講演の冒頭の乳幼児教育と少人数教室に関する話で、「質問をした時に褒めてあげる」事の重要さについての指摘があったが、全く同感である。本年に入って、日本の最高学府である東大でのシンポジウムに何度か参加したが、とても質問が少なく、物足りなさを感じた。これは、日本の若者が、年少の時期に、質問をしても褒められる事が少ない事や、馬鹿な質問をして恥をかきたくないという意識が災いしているものと思われる。
英米系を始めとする西欧社会では、子供をおだてあげ、質問した事の勇気に対してさえも褒めるという雰囲気が、討論の活発な社会風土の源になっている。ドイツでも、英米程ではないかも知れないが、日本より遥かに質問が多いとの指摘が、日独に滞在した米国人学術関係者から、過去にあった。
同様の例として、学士会における演奏会でも、驚くほどブラボーやアンコールの声が演奏後に聞かれない事が上げられる。一度、東京芸大の学生の演奏に対し、学生に敬意を表し、今後の励みとなるようにと思い、筆者が、アンコールを掛けた時、失笑を買った事があったが、シニア世代の方々に一種の照れくささがあるのだろう。一方、お世辞であっても、アンコールやブラボーの声を聞かないと気まずくなるという国民性の国もあり、この事は、幼児期・少年期の教育の違いが大きく現れているように思われる。照れずに、前向きに、かつ素直に、感情を発露する事の価値も大きいと思われるのだが...

提供データ:
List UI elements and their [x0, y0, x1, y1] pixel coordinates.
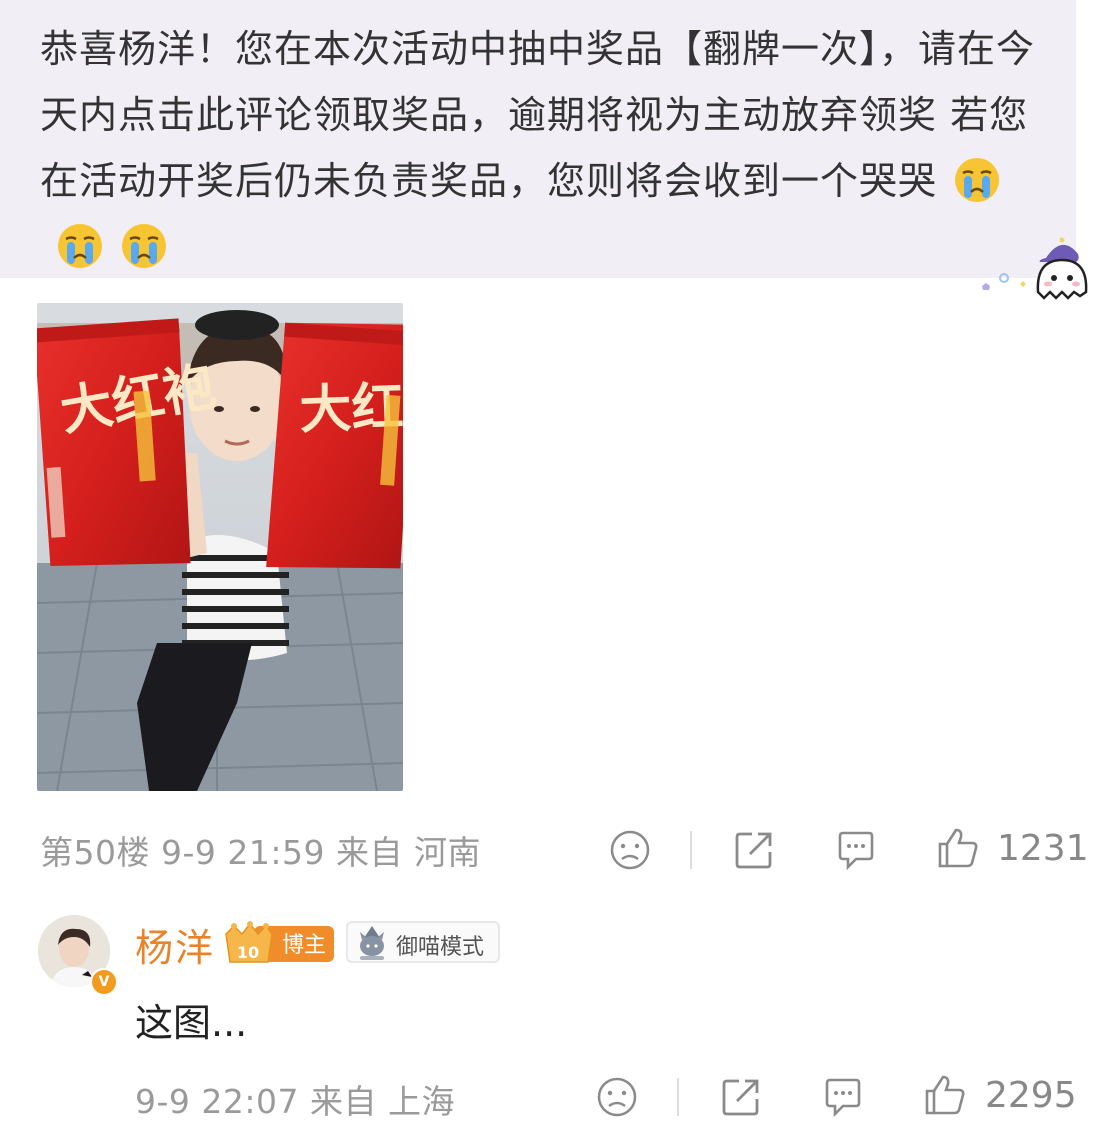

課題の指示:
**a.** 質問と褒める教育についての本文で、東大でのシンポジウムに参加した筆者は何を感じたか。
**b.** 次の(i)〜(iii)が、質問と褒める教育についての本文の内容と合っているかを答え、判断の根拠となる本文の語句をそのまま引用せよ。
(i) 筆者は東京芸大の学生の演奏にアンコールを掛け、失笑を買ったことがある。
(ii) ドイツは英米よりも質問が多いと指摘された。
(iii) 学士会の演奏会では、演奏後にブラボーやアンコールの声がよく聞かれる。
**c.** 質問と褒める教育についての本文を、最後の文の後から引き継いで書き進めよ。
データは使わなくてよい。

解答:
**a.** 質問がとても少なく、物足りなさを感じた。

**b.**
(i) はい。「筆者が、アンコールを掛けた時、失笑を買った事があった」
(ii) いいえ。「ドイツでも、英米程ではないかも知れないが、日本より遥かに質問が多い」
(iii) いいえ。「驚くほどブラボーやアンコールの声が演奏後に聞かれない」

**c.**
思考のプロセスや研究のプロセスについての話があったが、筆者が、米国に留学した時、まず最初に受けた英語集中講座における英作文の授業で”Writing As A Thinking Process”という教科書を使ってのレッスンがあった。英作文における思考のプロセスの役割の重要性を感じるとともに、日本語における思考のプロセスとの違いを学び、帰国後、周囲の人から、英語がうまくなると日本語もうまくなるなと言われた事があった。思考のプロセスにバリエーションが出来た為であると思う。
アメリカズカップについての話では、イギリスで始まったこのイベントを、アメリカのものにしてしまったアメリカ人の憎めない厚かましさは、数年前のFortuneのカバーにアメリカ国旗を大きく車体に描いたトヨタ車の写真を掲載し、これは、アメリカの車であるとしていた事を思い起こさせる。良かれ悪しかれ、この調子でアメリカに取られている事物も、数多いのであろう。
アメリカズカップで米国が連戦連勝したのは、NASA等で開発されたハイテクがヨットに応用されたりした事も、理由としてあげられる。20年前のNASAのレポートに、艇体に微小なV字溝をつける事によって流れをスムーズにするNASAの技術が、アメリカズカップのヨットに応用されたと記述されていたが、帆への化学繊維材料の応用などもその他の例として上げられよう。化学において、思い込みの怖さと既成の理論では説明できない矛盾を見つける事の大切さも示されたが、物理や力学の世界でも、マクロな世界からマイクロ・ナノなどの微小の世界に移行するにつれて、このような事象が多くなる事を指摘しておきたい。

筆者のアメリカでの体験と重なる部分も相俟って、説得力のある講演であったと思う。